[Rows from a dataset]
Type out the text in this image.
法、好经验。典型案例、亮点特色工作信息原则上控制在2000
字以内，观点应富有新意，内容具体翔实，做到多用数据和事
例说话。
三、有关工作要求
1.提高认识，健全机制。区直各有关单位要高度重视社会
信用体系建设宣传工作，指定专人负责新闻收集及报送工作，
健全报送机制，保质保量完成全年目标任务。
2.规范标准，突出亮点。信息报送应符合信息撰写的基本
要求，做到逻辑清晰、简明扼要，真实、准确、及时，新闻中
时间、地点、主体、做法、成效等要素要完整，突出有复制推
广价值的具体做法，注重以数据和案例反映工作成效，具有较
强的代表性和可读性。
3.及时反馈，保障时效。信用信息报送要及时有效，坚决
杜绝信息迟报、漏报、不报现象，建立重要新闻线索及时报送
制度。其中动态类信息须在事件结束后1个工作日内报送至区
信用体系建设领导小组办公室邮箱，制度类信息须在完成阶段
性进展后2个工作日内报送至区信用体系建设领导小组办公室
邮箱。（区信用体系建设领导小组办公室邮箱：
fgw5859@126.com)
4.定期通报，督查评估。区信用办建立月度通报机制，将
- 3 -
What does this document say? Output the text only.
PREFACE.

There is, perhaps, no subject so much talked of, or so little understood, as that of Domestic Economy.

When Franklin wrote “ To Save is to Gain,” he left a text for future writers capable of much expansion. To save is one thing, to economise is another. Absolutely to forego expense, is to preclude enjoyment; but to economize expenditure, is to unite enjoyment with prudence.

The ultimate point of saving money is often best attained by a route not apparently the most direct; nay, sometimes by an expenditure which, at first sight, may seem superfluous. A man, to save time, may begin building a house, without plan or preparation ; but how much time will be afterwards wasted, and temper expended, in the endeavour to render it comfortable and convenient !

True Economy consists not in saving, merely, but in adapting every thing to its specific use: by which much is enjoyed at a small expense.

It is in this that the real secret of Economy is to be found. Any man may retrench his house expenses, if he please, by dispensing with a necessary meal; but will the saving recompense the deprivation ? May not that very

### WHAT TO PRODUCE
Please output every record, keeping each line exact.

### WRITTEN SOLUTION
Type out the text in this image.
法、好经验。典型案例、亮点特色工作信息原则上控制在2000
字以内，观点应富有新意，内容具体翔实，做到多用数据和事
例说话。
三、有关工作要求
1.提高认识，健全机制。区直各有关单位要高度重视社会
信用体系建设宣传工作，指定专人负责新闻收集及报送工作，
健全报送机制，保质保量完成全年目标任务。
2.规范标准，突出亮点。信息报送应符合信息撰写的基本
要求，做到逻辑清晰、简明扼要，真实、准确、及时，新闻中
时间、地点、主体、做法、成效等要素要完整，突出有复制推
广价值的具体做法，注重以数据和案例反映工作成效，具有较
强的代表性和可读性。
3.及时反馈，保障时效。信用信息报送要及时有效，坚决
杜绝信息迟报、漏报、不报现象，建立重要新闻线索及时报送
制度。其中动态类信息须在事件结束后1个工作日内报送至区
信用体系建设领导小组办公室邮箱，制度类信息须在完成阶段
性进展后2个工作日内报送至区信用体系建设领导小组办公室
邮箱。（区信用体系建设领导小组办公室邮箱：
fgw5859@126.com)
4.定期通报，督查评估。区信用办建立月度通报机制，将
- 3 -
What does this document say? Output the text only.
PREFACE.

There is, perhaps, no subject so much talked of, or so little understood, as that of Domestic Economy.

When Franklin wrote “ To Save is to Gain,” he left a text for future writers capable of much expansion. To save is one thing, to economise is another. Absolutely to forego expense, is to preclude enjoyment; but to economize expenditure, is to unite enjoyment with prudence.

The ultimate point of saving money is often best attained by a route not apparently the most direct; nay, sometimes by an expenditure which, at first sight, may seem superfluous. A man, to save time, may begin building a house, without plan or preparation ; but how much time will be afterwards wasted, and temper expended, in the endeavour to render it comfortable and convenient !

True Economy consists not in saving, merely, but in adapting every thing to its specific use: by which much is enjoyed at a small expense.

It is in this that the real secret of Economy is to be found. Any man may retrench his house expenses, if he please, by dispensing with a necessary meal; but will the saving recompense the deprivation ? May not that very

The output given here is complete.